Objective:
Work out the number of lines containing "Officer". Give that number alone.

(Collected data)
•••

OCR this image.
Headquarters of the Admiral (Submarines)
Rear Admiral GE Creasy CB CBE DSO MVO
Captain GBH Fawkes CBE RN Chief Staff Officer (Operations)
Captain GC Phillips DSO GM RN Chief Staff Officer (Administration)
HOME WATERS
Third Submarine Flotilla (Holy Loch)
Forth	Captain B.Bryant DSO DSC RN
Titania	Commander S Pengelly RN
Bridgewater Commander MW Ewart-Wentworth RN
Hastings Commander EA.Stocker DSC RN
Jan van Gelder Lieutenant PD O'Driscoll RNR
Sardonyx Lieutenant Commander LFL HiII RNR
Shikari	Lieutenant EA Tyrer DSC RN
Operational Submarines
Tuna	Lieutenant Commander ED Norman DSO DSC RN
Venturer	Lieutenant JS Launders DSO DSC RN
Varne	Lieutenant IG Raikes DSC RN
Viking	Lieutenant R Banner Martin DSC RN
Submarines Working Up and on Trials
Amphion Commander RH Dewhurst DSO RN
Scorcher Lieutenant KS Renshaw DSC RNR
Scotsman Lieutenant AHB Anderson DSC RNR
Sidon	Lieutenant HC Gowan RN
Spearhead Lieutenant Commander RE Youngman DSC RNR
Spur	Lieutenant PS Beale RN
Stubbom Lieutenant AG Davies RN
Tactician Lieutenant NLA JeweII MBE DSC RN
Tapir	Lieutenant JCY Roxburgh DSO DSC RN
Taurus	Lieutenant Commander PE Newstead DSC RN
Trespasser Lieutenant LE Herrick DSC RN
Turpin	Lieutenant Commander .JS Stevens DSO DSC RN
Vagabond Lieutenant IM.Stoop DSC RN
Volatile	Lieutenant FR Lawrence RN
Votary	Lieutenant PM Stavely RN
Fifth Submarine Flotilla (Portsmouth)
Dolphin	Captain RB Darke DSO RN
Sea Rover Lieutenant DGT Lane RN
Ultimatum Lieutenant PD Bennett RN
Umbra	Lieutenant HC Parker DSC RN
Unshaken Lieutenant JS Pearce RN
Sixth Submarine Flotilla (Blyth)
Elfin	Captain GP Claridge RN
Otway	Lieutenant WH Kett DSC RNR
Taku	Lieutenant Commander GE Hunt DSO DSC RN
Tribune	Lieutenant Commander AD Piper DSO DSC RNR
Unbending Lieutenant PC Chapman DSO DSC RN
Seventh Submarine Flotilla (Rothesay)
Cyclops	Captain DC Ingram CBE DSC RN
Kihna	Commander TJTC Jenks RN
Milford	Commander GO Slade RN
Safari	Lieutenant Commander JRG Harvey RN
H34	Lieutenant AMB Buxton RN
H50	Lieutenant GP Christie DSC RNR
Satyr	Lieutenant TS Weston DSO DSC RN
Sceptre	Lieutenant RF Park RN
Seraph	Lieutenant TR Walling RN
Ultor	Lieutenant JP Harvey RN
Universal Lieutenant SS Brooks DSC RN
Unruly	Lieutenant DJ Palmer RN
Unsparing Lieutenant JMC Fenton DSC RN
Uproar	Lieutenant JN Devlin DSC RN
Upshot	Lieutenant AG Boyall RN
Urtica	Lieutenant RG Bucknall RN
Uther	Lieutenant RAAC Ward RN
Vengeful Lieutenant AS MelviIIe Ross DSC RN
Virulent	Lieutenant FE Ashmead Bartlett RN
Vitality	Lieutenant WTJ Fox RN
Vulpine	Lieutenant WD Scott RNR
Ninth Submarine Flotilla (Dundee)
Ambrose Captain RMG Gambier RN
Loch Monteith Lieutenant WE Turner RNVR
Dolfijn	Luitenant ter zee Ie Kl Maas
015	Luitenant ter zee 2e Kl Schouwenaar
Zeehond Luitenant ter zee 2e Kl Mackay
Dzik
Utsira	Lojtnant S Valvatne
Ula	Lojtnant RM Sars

•••

Solved exercise:
2